Problem statement
Locate each line holding the string "FESTA" and copy it.

:: Input rows

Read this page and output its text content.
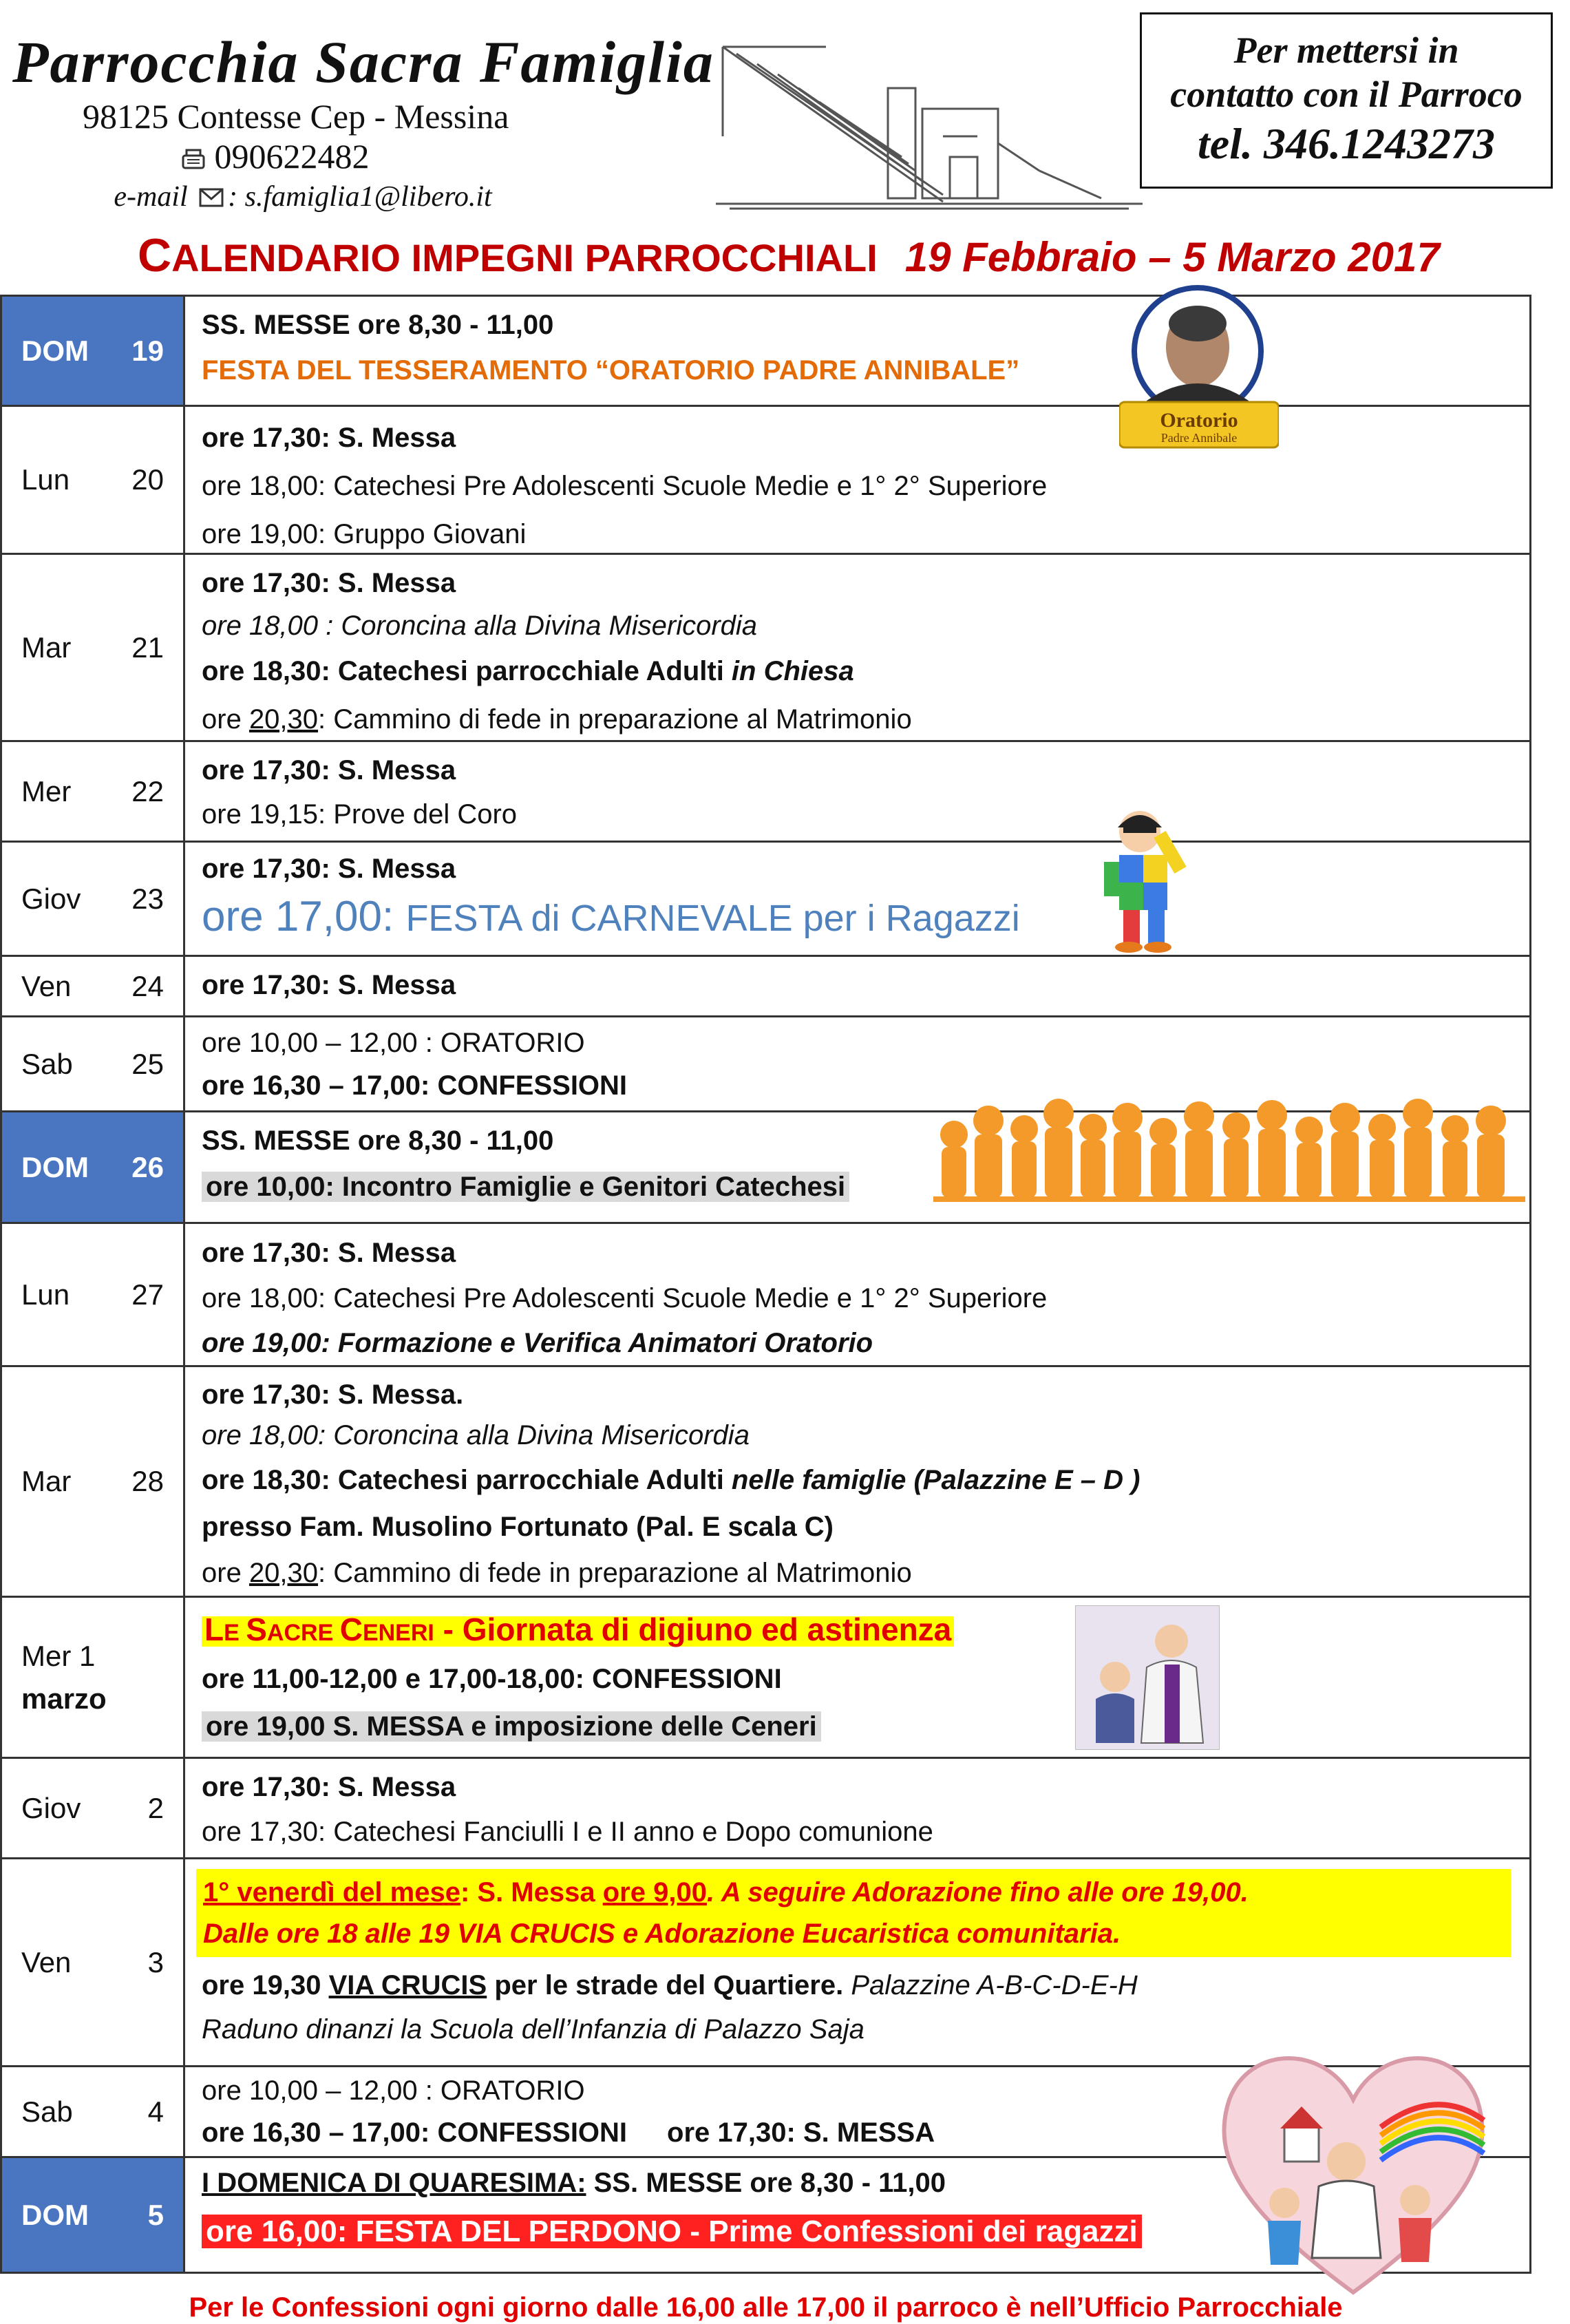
Parrocchia Sacra Famiglia
98125 Contesse Cep - Messina
090622482
e-mail : s.famiglia1@libero.it
Per mettersi in
contatto con il Parroco
tel. 346.1243273
CALENDARIO IMPEGNI PARROCCHIALI 19 Febbraio – 5 Marzo 2017
DOM 19
SS. MESSE ore 8,30 - 11,00
FESTA DEL TESSERAMENTO “ORATORIO PADRE ANNIBALE”
Lun 20
ore 17,30: S. Messa
ore 18,00: Catechesi Pre Adolescenti Scuole Medie e 1° 2° Superiore
ore 19,00: Gruppo Giovani
Mar 21
ore 17,30: S. Messa
ore 18,00 : Coroncina alla Divina Misericordia
ore 18,30: Catechesi parrocchiale Adulti in Chiesa
ore 20,30: Cammino di fede in preparazione al Matrimonio
Mer 22
ore 17,30: S. Messa
ore 19,15: Prove del Coro
Giov 23
ore 17,30: S. Messa
ore 17,00: FESTA di CARNEVALE per i Ragazzi
Ven 24 ore 17,30: S. Messa
Sab 25
ore 10,00 – 12,00 : ORATORIO
ore 16,30 – 17,00: CONFESSIONI
DOM 26
SS. MESSE ore 8,30 - 11,00
ore 10,00: Incontro Famiglie e Genitori Catechesi
Lun 27
ore 17,30: S. Messa
ore 18,00: Catechesi Pre Adolescenti Scuole Medie e 1° 2° Superiore
ore 19,00: Formazione e Verifica Animatori Oratorio
Mar 28
ore 17,30: S. Messa.
ore 18,00: Coroncina alla Divina Misericordia
ore 18,30: Catechesi parrocchiale Adulti nelle famiglie (Palazzine E – D )
presso Fam. Musolino Fortunato (Pal. E scala C)
ore 20,30: Cammino di fede in preparazione al Matrimonio
Mer 1
marzo
LE SACRE CENERI - Giornata di digiuno ed astinenza
ore 11,00-12,00 e 17,00-18,00: CONFESSIONI
ore 19,00 S. MESSA e imposizione delle Ceneri
Giov 2
ore 17,30: S. Messa
ore 17,30: Catechesi Fanciulli I e II anno e Dopo comunione
Ven	3
1° venerdì del mese: S. Messa ore 9,00. A seguire Adorazione fino alle ore 19,00.
Dalle ore 18 alle 19 VIA CRUCIS e Adorazione Eucaristica comunitaria.
ore 19,30 VIA CRUCIS per le strade del Quartiere. Palazzine A-B-C-D-E-H
Raduno dinanzi la Scuola dell’Infanzia di Palazzo Saja
Sab	4
ore 10,00 – 12,00 : ORATORIO
ore 16,30 – 17,00: CONFESSIONI ore 17,30: S. MESSA
DOM 5
I DOMENICA DI QUARESIMA: SS. MESSE ore 8,30 - 11,00
ore 16,00: FESTA DEL PERDONO - Prime Confessioni dei ragazzi
Per le Confessioni ogni giorno dalle 16,00 alle 17,00 il parroco è nell’Ufficio Parrocchiale
Oratorio
Padre Annibale
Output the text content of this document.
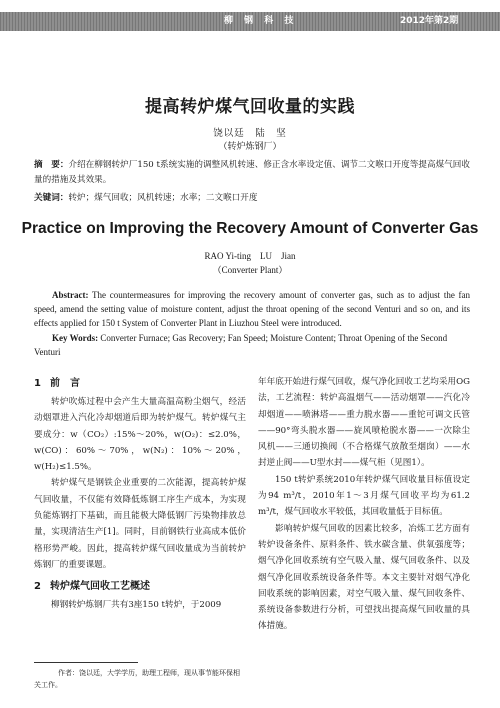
柳 钢 科 技	2012年第2期
提高转炉煤气回收量的实践
饶以廷　陆　坚
（转炉炼钢厂）
摘　要：介绍在柳钢转炉厂150 t系统实施的调整风机转速、修正含水率设定值、调节二文喉口开度等提高煤气回收量的措施及其效果。
关键词：转炉；煤气回收；风机转速；水率；二文喉口开度
Practice on Improving the Recovery Amount of Converter Gas
RAO Yi-ting　LU　Jian
（Converter Plant）
Abstract: The countermeasures for improving the recovery amount of converter gas, such as to adjust the fan speed, amend the setting value of moisture content, adjust the throat opening of the second Venturi and so on, and its effects applied for 150 t System of Converter Plant in Liuzhou Steel were introduced.
Key Words: Converter Furnace; Gas Recovery; Fan Speed; Moisture Content; Throat Opening of the Second Venturi
1 前　言

转炉吹炼过程中会产生大量高温高粉尘烟气，经活动烟罩进入汽化冷却烟道后即为转炉煤气。转炉煤气主要成分：w（CO₂）:15%～20%，w(O₂)：≤2.0%，w(CO)：60%～70%，w(N₂)：10%～20%，w(H₂)≤1.5%。

转炉煤气是钢铁企业重要的二次能源，提高转炉煤气回收量，不仅能有效降低炼钢工序生产成本，为实现负能炼钢打下基础，而且能极大降低钢厂污染物排放总量，实现清洁生产[1]。同时，目前钢铁行业高成本低价格形势严峻。因此，提高转炉煤气回收量成为当前转炉炼钢厂的重要课题。

2 转炉煤气回收工艺概述

柳钢转炉炼钢厂共有3座150 t转炉，于2009

年年底开始进行煤气回收，煤气净化回收工艺均采用OG法，工艺流程：转炉高温烟气——活动烟罩——汽化冷却烟道——喷淋塔——重力脱水器——重铊可调文氏管——90°弯头脱水器——旋风喷枪脱水器——一次除尘风机——三通切换阀（不合格煤气放散至烟囱）——水封逆止阀——U型水封——煤气柜（见图1）。

150 t转炉系统2010年转炉煤气回收量目标值设定为94 m³/t，2010年1～3月煤气回收平均为61.2 m³/t，煤气回收水平较低，其回收量低于目标值。

影响转炉煤气回收的因素比较多，冶炼工艺方面有转炉设备条件、原料条件、铁水碳含量、供氧强度等；烟气净化回收系统有空气吸入量、煤气回收条件、以及烟气净化回收系统设备条件等。本文主要针对烟气净化回收系统的影响因素，对空气吸入量、煤气回收条件、系统设备参数进行分析，可望找出提高煤气回收量的具体措施。

作者：饶以廷，大学学历，助理工程师，现从事节能环保相关工作。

::::

The reply
FESTA DEL TESSERAMENTO “ORATORIO PADRE ANNIBALE”
ore 17,00: FESTA di CARNEVALE per i Ragazzi
ore 16,00: FESTA DEL PERDONO - Prime Confessioni dei ragazzi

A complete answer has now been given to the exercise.